*** Opening EXTRACT ***

Some discussion has already been made in the other sections regarding how long each line of BASIC depending on if it's a PUR-80, PUR-120 or EXTREM-256 and while I was interpreting the Rules as count the number of keypresses, it's open to interpretation because BASIC tokenises Keywords, so classic commands like PRINT which contain 5 Characters, is tokenised to a Single Byte (or Character).
However, I recently discovered while coding with Locomotive BASIC on my Amstrad CPC, a character line could be more than the number of characters typed when I made a small routine which obtains the values that Locomotive BASIC stores before the beginning of each line:
60000 a=&170
60010 v=PEEK(&170)
60020 n=0
60030 FOR l=1 TO 10
60040 PRINT v
60050 n = a + v
60060 a = n
60070 v = PEEK(n)
60080 CALL &BB18
60090 NEXT l
In Locomotive BASIC programs begin at &170 and this is where the 1st Line Length is stored into the 'v' variable, the 'n' variable is used to add the existing address (&170) with the length stored in 'v' and this then points to the address of the Line Length for the 2nd line and so on. CALL &BB18 towards the end of the code is the Amstrads way of Wait for Keypress, it's not really necessary here has the code only displays 10 Lines and their lengths, but kept in it so it doesn't throw off 10 Lines at Once as I'm not printing the Line Numbers.

*** Closing EXTRACT ***
*** Opening DATA EXCERPTS ***

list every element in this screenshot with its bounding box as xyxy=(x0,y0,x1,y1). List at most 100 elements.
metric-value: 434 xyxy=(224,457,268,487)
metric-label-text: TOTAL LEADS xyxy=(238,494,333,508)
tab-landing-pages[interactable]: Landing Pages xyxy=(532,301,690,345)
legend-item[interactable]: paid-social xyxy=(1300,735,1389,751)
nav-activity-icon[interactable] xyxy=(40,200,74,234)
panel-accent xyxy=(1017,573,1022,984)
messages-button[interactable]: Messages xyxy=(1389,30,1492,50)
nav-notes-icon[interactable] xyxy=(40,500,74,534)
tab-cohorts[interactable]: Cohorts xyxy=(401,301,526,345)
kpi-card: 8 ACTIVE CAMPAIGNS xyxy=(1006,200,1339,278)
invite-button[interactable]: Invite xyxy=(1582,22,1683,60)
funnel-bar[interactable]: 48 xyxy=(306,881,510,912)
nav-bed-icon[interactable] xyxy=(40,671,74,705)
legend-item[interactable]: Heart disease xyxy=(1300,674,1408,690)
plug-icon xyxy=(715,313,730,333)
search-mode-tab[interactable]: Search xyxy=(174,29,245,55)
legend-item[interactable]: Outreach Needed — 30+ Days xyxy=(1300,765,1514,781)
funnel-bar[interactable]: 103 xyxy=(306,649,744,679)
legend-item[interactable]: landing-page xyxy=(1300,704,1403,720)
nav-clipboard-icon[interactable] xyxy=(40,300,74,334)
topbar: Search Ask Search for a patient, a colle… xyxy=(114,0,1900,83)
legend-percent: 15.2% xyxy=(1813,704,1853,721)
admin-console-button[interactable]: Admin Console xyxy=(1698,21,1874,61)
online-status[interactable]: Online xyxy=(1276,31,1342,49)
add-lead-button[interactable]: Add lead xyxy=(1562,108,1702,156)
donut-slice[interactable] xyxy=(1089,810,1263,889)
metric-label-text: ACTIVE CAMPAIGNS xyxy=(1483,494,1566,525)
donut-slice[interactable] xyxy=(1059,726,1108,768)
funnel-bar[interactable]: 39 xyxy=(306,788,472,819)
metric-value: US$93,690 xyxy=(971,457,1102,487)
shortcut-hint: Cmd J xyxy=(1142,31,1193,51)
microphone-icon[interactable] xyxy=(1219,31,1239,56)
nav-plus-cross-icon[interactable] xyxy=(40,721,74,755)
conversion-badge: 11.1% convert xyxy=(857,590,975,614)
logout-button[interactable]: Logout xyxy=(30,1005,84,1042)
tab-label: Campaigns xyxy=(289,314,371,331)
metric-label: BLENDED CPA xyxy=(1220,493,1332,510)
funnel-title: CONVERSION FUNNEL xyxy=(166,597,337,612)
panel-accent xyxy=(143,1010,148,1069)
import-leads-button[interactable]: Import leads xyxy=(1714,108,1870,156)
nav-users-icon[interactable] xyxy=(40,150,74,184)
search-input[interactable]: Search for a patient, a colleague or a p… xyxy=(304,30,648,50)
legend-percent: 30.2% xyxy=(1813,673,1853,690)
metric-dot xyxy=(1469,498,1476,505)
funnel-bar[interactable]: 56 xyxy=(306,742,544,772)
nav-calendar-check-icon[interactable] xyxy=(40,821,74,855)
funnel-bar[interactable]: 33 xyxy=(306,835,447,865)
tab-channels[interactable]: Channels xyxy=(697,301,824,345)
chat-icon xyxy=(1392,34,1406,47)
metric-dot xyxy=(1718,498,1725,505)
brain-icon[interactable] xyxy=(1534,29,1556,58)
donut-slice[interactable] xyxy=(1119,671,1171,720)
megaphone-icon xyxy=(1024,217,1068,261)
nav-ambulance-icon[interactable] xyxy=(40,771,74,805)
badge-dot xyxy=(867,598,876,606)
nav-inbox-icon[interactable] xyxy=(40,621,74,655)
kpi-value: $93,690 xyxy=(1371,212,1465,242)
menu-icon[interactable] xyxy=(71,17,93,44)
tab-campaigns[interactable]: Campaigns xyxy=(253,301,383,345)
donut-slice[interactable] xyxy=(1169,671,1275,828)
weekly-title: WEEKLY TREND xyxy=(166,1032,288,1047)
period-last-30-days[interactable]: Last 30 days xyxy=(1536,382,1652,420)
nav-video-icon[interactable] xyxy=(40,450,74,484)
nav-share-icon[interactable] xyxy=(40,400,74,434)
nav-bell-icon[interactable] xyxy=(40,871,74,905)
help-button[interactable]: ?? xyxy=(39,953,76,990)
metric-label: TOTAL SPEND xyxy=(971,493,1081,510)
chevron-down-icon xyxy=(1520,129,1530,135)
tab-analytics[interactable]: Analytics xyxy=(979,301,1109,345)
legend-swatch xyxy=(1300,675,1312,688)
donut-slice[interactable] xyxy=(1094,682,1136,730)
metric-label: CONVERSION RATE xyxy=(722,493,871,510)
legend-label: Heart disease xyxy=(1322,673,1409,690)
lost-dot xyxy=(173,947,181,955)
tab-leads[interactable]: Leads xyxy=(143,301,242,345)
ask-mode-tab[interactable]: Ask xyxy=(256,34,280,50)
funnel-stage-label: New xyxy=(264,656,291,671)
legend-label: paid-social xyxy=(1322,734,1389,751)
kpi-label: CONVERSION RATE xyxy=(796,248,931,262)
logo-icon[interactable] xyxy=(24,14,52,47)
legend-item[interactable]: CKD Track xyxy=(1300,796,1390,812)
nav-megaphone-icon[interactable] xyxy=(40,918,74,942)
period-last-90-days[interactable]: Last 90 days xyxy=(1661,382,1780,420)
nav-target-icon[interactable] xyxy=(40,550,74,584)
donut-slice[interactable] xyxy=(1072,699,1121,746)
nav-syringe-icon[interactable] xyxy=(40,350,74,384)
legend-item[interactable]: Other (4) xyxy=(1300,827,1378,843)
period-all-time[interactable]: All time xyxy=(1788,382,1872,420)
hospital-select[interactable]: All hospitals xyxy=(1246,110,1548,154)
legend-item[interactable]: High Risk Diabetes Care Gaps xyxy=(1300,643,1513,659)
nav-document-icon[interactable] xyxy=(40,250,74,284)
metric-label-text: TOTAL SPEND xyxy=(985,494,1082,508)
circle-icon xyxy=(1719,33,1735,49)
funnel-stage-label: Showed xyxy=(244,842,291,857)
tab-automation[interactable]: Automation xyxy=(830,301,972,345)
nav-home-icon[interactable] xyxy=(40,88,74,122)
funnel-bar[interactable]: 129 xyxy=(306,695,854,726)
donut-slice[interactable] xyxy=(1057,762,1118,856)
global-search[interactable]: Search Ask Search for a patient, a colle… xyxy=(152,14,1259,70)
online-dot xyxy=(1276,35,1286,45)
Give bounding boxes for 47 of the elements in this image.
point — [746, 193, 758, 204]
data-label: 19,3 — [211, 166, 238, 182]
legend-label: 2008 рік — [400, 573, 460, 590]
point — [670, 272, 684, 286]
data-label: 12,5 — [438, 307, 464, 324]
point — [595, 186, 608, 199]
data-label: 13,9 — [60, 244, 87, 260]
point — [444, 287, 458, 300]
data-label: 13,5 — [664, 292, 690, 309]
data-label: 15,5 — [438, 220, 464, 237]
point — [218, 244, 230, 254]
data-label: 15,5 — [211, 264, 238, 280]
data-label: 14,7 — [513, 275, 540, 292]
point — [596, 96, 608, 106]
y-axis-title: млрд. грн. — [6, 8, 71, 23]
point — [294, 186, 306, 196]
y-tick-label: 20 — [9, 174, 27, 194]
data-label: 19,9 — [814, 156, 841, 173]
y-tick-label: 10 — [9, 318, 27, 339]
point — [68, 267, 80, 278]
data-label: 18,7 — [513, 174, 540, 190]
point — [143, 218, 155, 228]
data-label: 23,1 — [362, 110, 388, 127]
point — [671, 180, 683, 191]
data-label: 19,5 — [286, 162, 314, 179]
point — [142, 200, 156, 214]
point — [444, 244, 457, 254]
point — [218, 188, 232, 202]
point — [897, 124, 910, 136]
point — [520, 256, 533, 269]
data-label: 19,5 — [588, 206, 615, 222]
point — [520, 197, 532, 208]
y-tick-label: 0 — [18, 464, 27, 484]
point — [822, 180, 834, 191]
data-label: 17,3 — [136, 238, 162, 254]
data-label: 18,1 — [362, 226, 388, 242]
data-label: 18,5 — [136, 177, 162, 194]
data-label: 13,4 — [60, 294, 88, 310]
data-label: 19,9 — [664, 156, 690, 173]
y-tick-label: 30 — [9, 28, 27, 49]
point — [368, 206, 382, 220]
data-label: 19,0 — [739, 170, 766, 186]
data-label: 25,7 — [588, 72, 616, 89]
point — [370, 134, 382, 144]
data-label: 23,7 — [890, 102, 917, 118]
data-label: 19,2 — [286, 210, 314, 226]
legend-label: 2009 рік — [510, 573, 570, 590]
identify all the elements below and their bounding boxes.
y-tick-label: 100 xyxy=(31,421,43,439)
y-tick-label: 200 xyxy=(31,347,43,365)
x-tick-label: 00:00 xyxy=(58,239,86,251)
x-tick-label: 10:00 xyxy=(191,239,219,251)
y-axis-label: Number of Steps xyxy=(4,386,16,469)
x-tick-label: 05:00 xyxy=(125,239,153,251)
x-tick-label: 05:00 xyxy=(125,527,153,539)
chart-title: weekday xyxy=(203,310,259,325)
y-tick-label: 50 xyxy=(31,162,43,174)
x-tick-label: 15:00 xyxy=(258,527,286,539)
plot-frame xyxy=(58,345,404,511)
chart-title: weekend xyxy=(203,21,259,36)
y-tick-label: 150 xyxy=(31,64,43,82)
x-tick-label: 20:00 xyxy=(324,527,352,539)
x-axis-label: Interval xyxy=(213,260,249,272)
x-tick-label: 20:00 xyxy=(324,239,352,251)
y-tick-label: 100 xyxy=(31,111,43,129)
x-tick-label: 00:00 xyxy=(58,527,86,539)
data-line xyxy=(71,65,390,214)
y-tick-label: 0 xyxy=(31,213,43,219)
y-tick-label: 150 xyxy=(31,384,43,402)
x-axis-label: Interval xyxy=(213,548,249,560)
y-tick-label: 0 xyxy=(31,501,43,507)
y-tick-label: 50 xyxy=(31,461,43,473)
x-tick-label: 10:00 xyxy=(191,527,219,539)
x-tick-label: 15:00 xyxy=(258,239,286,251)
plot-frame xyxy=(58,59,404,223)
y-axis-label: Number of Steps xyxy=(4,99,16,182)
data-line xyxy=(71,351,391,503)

*** Closing DATA EXCERPTS ***

* TASK SET
1. In the Locomotive BASIC post, what does CALL &BB18 do on the Amstrad?
2. Reproduce everything in the Locomotive BASIC post from "Some discussion has" down to "60010 v=PEEK(&170)".
3. Take the Locomotive BASIC post further, picking up after its last sentence.

* RESULTS OF THE TASKS
1. It is the Amstrad's way to wait for a keypress.

2.
Some discussion has already been made in the other sections regarding how long each line of BASIC depending on if it's a PUR-80, PUR-120 or EXTREM-256 and while I was interpreting the Rules as count the number of keypresses, it's open to interpretation because BASIC tokenises Keywords, so classic commands like PRINT which contain 5 Characters, is tokenised to a Single Byte (or Character).
However, I recently discovered while coding with Locomotive BASIC on my Amstrad CPC, a character line could be more than the number of characters typed when I made a small routine which obtains the values that Locomotive BASIC stores before the beginning of each line:
60000 a=&170
60010 v=PEEK(&170)

3.
I feel somewhat foolish I started this discussion because I felt people were asking if they were meant to be counting the Tokens per line or the number keypresses. The code I posted above actually showed that if you had Locomotive BASIC, then a Line Length could actually be longer than the number of characters pressed, though it could also be shorter if a lot of Tokenised Command/Fuction statements were used (which is what Locomotive BASIC does).
I'm familiar with the abbreviated tricks Atari BASIC used which came from the early Tiny BASIC (possibly Palo Alto) due to the short amount of memory (~4kb) Microcomputers had in the mid 70s, the TRS BASIC also adopted that approach despite being Microsoft, when the Amstrad came along in 1984, machines had 64k and could simply had any Command or Function represented as a Byte. Things like PRINT can still be represented as a '?', apart from that it's Control Codes and using the Copy Cursor to insert Characters into a String instead of using CHR$() to abreviate.